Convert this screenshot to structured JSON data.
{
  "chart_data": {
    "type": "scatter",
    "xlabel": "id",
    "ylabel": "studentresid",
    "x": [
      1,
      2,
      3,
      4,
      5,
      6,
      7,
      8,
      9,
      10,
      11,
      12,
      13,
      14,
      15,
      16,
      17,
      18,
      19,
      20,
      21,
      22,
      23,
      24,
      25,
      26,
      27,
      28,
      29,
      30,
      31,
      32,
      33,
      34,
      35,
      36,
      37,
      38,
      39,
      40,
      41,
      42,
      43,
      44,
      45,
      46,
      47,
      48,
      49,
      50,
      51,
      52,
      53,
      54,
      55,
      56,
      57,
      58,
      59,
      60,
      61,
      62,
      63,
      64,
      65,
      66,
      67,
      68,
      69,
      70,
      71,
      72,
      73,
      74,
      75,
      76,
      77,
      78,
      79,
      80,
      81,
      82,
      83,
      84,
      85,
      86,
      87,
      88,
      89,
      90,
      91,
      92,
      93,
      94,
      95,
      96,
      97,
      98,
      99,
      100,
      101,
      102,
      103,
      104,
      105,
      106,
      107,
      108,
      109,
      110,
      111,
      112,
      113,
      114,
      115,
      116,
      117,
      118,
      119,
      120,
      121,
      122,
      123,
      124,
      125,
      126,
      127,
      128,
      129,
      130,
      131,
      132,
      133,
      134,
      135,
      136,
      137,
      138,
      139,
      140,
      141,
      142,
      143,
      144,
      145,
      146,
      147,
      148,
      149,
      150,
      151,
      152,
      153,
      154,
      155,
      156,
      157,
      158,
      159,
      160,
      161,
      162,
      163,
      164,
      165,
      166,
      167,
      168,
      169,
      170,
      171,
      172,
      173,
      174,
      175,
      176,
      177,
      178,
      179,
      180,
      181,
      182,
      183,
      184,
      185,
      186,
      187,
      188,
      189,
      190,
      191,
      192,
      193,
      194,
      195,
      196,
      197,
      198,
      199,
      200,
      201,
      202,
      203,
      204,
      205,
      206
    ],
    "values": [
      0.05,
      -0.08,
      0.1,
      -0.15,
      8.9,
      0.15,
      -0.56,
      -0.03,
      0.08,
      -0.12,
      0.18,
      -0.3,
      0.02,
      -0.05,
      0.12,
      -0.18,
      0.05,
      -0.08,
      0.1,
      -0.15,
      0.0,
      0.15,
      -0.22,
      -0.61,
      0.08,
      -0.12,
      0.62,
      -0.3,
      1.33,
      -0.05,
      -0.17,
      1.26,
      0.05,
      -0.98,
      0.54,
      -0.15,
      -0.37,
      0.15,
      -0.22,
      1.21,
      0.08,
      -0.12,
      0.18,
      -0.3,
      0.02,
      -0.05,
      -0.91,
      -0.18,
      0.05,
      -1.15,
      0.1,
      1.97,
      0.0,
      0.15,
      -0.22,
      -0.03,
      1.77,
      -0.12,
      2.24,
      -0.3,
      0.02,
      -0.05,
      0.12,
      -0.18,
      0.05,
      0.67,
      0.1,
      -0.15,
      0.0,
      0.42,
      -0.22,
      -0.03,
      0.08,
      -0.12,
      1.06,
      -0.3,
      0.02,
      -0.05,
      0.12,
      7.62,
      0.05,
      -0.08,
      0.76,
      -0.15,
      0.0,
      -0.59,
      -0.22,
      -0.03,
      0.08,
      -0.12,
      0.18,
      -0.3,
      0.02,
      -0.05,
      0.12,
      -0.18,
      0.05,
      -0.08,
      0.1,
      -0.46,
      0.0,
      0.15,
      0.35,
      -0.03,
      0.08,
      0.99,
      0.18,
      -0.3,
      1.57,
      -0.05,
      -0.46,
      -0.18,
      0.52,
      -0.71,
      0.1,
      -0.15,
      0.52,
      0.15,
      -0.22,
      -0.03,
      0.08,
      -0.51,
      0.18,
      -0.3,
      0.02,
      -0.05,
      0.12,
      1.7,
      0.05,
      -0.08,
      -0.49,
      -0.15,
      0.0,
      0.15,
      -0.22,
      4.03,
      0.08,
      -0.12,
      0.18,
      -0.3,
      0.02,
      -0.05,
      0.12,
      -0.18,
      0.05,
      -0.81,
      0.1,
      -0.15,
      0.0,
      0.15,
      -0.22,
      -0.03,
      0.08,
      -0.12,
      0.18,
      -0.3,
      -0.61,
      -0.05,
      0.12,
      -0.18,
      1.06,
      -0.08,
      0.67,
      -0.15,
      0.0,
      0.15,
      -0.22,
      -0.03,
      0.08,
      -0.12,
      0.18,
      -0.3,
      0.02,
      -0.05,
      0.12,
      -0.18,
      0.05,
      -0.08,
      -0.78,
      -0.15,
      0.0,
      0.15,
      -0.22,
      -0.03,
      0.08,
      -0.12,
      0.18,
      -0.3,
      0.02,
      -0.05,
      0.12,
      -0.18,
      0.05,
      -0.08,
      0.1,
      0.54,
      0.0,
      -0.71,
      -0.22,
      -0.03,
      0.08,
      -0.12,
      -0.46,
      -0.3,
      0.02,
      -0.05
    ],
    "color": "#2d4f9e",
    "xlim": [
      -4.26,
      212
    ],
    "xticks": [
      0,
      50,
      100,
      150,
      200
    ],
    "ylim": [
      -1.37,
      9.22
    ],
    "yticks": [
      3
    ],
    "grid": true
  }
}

**The task**
Without changing a word, restate the whole listing.

**Exercise response**
Convert this screenshot to structured JSON data.
{
  "chart_data": {
    "type": "scatter",
    "xlabel": "id",
    "ylabel": "studentresid",
    "x": [
      1,
      2,
      3,
      4,
      5,
      6,
      7,
      8,
      9,
      10,
      11,
      12,
      13,
      14,
      15,
      16,
      17,
      18,
      19,
      20,
      21,
      22,
      23,
      24,
      25,
      26,
      27,
      28,
      29,
      30,
      31,
      32,
      33,
      34,
      35,
      36,
      37,
      38,
      39,
      40,
      41,
      42,
      43,
      44,
      45,
      46,
      47,
      48,
      49,
      50,
      51,
      52,
      53,
      54,
      55,
      56,
      57,
      58,
      59,
      60,
      61,
      62,
      63,
      64,
      65,
      66,
      67,
      68,
      69,
      70,
      71,
      72,
      73,
      74,
      75,
      76,
      77,
      78,
      79,
      80,
      81,
      82,
      83,
      84,
      85,
      86,
      87,
      88,
      89,
      90,
      91,
      92,
      93,
      94,
      95,
      96,
      97,
      98,
      99,
      100,
      101,
      102,
      103,
      104,
      105,
      106,
      107,
      108,
      109,
      110,
      111,
      112,
      113,
      114,
      115,
      116,
      117,
      118,
      119,
      120,
      121,
      122,
      123,
      124,
      125,
      126,
      127,
      128,
      129,
      130,
      131,
      132,
      133,
      134,
      135,
      136,
      137,
      138,
      139,
      140,
      141,
      142,
      143,
      144,
      145,
      146,
      147,
      148,
      149,
      150,
      151,
      152,
      153,
      154,
      155,
      156,
      157,
      158,
      159,
      160,
      161,
      162,
      163,
      164,
      165,
      166,
      167,
      168,
      169,
      170,
      171,
      172,
      173,
      174,
      175,
      176,
      177,
      178,
      179,
      180,
      181,
      182,
      183,
      184,
      185,
      186,
      187,
      188,
      189,
      190,
      191,
      192,
      193,
      194,
      195,
      196,
      197,
      198,
      199,
      200,
      201,
      202,
      203,
      204,
      205,
      206
    ],
    "values": [
      0.05,
      -0.08,
      0.1,
      -0.15,
      8.9,
      0.15,
      -0.56,
      -0.03,
      0.08,
      -0.12,
      0.18,
      -0.3,
      0.02,
      -0.05,
      0.12,
      -0.18,
      0.05,
      -0.08,
      0.1,
      -0.15,
      0.0,
      0.15,
      -0.22,
      -0.61,
      0.08,
      -0.12,
      0.62,
      -0.3,
      1.33,
      -0.05,
      -0.17,
      1.26,
      0.05,
      -0.98,
      0.54,
      -0.15,
      -0.37,
      0.15,
      -0.22,
      1.21,
      0.08,
      -0.12,
      0.18,
      -0.3,
      0.02,
      -0.05,
      -0.91,
      -0.18,
      0.05,
      -1.15,
      0.1,
      1.97,
      0.0,
      0.15,
      -0.22,
      -0.03,
      1.77,
      -0.12,
      2.24,
      -0.3,
      0.02,
      -0.05,
      0.12,
      -0.18,
      0.05,
      0.67,
      0.1,
      -0.15,
      0.0,
      0.42,
      -0.22,
      -0.03,
      0.08,
      -0.12,
      1.06,
      -0.3,
      0.02,
      -0.05,
      0.12,
      7.62,
      0.05,
      -0.08,
      0.76,
      -0.15,
      0.0,
      -0.59,
      -0.22,
      -0.03,
      0.08,
      -0.12,
      0.18,
      -0.3,
      0.02,
      -0.05,
      0.12,
      -0.18,
      0.05,
      -0.08,
      0.1,
      -0.46,
      0.0,
      0.15,
      0.35,
      -0.03,
      0.08,
      0.99,
      0.18,
      -0.3,
      1.57,
      -0.05,
      -0.46,
      -0.18,
      0.52,
      -0.71,
      0.1,
      -0.15,
      0.52,
      0.15,
      -0.22,
      -0.03,
      0.08,
      -0.51,
      0.18,
      -0.3,
      0.02,
      -0.05,
      0.12,
      1.7,
      0.05,
      -0.08,
      -0.49,
      -0.15,
      0.0,
      0.15,
      -0.22,
      4.03,
      0.08,
      -0.12,
      0.18,
      -0.3,
      0.02,
      -0.05,
      0.12,
      -0.18,
      0.05,
      -0.81,
      0.1,
      -0.15,
      0.0,
      0.15,
      -0.22,
      -0.03,
      0.08,
      -0.12,
      0.18,
      -0.3,
      -0.61,
      -0.05,
      0.12,
      -0.18,
      1.06,
      -0.08,
      0.67,
      -0.15,
      0.0,
      0.15,
      -0.22,
      -0.03,
      0.08,
      -0.12,
      0.18,
      -0.3,
      0.02,
      -0.05,
      0.12,
      -0.18,
      0.05,
      -0.08,
      -0.78,
      -0.15,
      0.0,
      0.15,
      -0.22,
      -0.03,
      0.08,
      -0.12,
      0.18,
      -0.3,
      0.02,
      -0.05,
      0.12,
      -0.18,
      0.05,
      -0.08,
      0.1,
      0.54,
      0.0,
      -0.71,
      -0.22,
      -0.03,
      0.08,
      -0.12,
      -0.46,
      -0.3,
      0.02,
      -0.05
    ],
    "color": "#2d4f9e",
    "xlim": [
      -4.26,
      212
    ],
    "xticks": [
      0,
      50,
      100,
      150,
      200
    ],
    "ylim": [
      -1.37,
      9.22
    ],
    "yticks": [
      3
    ],
    "grid": true
  }
}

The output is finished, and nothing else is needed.